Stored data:
»»
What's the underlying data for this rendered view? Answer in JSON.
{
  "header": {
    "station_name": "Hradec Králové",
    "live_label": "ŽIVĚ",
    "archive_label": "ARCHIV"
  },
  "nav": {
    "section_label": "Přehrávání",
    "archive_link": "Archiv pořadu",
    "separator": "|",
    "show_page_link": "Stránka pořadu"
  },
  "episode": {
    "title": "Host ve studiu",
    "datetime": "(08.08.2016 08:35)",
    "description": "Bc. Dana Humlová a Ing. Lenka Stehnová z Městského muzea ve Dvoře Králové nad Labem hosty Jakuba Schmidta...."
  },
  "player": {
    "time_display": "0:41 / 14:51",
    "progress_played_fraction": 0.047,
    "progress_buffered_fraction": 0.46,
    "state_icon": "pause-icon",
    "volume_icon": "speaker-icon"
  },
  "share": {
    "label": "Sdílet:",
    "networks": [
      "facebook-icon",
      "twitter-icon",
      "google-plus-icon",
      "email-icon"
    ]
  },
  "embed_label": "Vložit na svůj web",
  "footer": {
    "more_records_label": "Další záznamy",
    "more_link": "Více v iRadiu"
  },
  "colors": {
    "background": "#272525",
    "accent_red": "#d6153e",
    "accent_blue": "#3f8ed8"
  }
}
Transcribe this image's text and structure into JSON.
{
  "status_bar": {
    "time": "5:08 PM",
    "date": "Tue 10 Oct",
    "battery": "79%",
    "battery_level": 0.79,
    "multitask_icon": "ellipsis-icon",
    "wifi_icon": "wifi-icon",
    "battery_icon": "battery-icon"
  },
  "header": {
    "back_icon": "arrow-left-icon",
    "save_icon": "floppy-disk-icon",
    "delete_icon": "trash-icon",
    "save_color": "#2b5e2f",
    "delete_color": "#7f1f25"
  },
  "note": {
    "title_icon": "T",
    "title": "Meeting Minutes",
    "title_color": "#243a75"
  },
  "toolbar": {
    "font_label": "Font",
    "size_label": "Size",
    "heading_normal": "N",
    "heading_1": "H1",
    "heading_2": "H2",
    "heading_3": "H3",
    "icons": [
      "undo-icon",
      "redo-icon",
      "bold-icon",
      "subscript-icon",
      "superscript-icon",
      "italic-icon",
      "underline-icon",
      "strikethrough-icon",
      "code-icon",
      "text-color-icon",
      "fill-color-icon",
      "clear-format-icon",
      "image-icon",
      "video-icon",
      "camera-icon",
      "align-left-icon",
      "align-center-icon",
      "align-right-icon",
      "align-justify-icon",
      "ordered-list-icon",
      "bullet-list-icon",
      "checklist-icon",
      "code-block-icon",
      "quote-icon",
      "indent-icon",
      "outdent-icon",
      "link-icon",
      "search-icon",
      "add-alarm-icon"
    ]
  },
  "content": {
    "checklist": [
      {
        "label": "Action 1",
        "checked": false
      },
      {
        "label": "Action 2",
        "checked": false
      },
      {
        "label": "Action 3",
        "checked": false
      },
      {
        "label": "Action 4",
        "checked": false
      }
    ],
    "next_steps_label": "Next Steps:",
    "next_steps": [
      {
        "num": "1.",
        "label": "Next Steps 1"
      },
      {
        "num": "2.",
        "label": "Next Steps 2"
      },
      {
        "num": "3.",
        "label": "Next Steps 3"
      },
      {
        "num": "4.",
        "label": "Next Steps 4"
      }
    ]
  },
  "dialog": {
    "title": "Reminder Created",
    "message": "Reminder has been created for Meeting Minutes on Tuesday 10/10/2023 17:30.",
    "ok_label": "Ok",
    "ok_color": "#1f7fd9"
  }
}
««
Stated exercise
Where does the word "this" appear in the listing? List each line that holds it.

Task answer
What's the underlying data for this rendered view? Answer in JSON.
Transcribe this image's text and structure into JSON.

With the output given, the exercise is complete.